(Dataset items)
------

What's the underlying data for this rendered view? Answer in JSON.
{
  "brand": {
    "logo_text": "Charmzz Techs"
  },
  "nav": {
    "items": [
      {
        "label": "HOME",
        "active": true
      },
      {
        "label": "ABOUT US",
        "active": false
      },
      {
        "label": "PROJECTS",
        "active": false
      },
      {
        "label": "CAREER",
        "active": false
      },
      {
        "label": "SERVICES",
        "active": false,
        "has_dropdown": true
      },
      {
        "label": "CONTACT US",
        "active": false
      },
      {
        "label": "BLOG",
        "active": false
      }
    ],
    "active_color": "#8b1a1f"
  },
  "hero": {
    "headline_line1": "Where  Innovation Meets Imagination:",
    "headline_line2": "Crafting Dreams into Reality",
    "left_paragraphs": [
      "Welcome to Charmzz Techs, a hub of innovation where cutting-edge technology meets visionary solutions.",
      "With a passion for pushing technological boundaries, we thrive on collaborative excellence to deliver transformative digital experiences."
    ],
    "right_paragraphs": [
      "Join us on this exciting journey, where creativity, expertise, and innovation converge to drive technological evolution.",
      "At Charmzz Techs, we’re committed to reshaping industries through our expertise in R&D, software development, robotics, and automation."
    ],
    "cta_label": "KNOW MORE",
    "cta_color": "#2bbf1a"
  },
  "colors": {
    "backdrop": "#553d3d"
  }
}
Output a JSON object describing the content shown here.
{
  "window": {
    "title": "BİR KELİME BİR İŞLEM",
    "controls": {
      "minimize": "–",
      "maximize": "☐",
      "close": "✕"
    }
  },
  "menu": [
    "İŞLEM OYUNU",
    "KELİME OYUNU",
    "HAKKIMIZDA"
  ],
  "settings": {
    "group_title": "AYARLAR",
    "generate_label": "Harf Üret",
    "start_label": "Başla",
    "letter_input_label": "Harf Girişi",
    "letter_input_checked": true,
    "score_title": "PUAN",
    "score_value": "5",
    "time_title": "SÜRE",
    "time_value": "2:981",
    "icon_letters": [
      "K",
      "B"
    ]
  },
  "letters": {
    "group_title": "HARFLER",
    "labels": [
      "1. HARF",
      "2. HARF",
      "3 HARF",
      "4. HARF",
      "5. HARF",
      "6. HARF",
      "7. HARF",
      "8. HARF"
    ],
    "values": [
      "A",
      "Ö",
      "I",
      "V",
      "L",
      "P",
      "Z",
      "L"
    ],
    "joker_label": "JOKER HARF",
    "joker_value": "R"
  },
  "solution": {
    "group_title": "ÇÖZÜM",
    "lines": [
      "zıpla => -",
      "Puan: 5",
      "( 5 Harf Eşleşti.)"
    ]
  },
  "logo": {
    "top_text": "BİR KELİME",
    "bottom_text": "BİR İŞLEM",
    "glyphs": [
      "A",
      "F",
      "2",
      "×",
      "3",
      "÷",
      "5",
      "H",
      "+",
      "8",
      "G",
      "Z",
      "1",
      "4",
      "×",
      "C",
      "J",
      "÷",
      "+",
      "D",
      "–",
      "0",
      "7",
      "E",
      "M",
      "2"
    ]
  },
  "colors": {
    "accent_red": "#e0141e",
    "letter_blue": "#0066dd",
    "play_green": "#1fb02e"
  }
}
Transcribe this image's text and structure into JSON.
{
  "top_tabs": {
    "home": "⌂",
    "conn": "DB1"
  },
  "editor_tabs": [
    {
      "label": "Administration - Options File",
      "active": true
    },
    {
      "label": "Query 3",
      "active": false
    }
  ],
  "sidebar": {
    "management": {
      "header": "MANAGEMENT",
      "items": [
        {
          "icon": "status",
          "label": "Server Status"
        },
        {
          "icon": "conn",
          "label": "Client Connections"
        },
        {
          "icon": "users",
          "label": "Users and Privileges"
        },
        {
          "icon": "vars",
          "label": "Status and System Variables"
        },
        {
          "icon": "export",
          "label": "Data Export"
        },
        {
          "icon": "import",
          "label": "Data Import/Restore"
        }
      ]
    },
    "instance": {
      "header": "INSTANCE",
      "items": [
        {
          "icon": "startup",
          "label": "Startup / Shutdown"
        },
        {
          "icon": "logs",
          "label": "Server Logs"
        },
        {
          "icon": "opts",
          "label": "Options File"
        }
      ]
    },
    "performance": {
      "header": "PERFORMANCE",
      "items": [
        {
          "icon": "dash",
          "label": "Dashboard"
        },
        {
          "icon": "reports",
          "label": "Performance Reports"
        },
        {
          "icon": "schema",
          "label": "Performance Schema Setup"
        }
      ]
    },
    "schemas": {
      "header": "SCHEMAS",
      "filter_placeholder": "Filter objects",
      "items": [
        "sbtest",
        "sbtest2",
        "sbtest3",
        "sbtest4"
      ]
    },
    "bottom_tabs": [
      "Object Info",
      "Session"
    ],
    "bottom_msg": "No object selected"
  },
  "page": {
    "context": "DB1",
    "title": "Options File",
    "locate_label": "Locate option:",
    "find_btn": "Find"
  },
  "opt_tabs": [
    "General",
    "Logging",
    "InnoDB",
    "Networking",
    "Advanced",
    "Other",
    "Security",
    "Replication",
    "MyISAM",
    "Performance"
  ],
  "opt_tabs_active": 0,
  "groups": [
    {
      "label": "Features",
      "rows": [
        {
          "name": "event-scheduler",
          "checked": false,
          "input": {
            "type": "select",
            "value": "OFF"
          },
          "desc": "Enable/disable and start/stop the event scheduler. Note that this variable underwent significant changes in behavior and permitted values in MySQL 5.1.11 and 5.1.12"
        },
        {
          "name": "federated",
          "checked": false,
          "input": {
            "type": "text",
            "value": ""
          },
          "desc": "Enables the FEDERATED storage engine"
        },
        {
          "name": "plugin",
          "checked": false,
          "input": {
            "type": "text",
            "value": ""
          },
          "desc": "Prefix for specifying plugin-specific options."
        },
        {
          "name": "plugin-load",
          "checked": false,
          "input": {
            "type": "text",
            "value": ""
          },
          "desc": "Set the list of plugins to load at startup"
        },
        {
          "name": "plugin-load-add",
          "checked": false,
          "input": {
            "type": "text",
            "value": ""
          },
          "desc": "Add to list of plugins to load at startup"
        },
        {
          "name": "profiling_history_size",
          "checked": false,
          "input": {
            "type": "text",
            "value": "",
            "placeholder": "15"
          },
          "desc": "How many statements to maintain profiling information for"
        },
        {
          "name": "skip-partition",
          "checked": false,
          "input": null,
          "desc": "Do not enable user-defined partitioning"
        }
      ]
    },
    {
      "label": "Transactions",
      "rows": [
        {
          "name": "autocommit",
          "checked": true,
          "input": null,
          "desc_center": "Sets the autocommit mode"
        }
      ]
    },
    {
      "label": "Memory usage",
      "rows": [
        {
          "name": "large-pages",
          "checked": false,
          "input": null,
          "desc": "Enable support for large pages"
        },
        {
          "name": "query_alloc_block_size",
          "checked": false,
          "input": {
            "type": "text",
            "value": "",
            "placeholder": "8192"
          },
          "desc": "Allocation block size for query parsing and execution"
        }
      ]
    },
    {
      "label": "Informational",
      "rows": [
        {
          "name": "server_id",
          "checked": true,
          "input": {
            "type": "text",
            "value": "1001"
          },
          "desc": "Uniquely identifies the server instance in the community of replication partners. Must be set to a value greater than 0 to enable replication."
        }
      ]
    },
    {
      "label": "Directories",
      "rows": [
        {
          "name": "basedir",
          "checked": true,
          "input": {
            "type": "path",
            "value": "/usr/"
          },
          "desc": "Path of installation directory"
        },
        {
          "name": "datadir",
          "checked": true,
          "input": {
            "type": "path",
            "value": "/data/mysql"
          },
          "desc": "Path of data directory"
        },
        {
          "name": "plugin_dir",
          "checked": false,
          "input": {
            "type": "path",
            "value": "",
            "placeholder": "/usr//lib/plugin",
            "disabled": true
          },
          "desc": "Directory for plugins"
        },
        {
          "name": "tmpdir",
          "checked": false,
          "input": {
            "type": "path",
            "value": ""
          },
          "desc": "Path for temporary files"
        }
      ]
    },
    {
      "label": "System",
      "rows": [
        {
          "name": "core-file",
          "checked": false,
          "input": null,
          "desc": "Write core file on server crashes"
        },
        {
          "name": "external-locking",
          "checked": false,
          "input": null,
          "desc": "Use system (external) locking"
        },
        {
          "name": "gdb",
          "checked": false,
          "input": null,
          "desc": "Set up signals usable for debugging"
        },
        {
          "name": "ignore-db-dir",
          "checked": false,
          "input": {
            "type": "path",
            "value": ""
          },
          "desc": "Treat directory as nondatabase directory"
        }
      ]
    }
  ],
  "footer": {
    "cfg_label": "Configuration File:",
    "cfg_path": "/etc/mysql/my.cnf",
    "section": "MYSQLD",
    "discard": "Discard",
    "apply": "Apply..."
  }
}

------

YOUR TASK:
Report how many lines of the data contain the word "technological", using the number alone.

OUTPUT OF THE EXERCISE:
2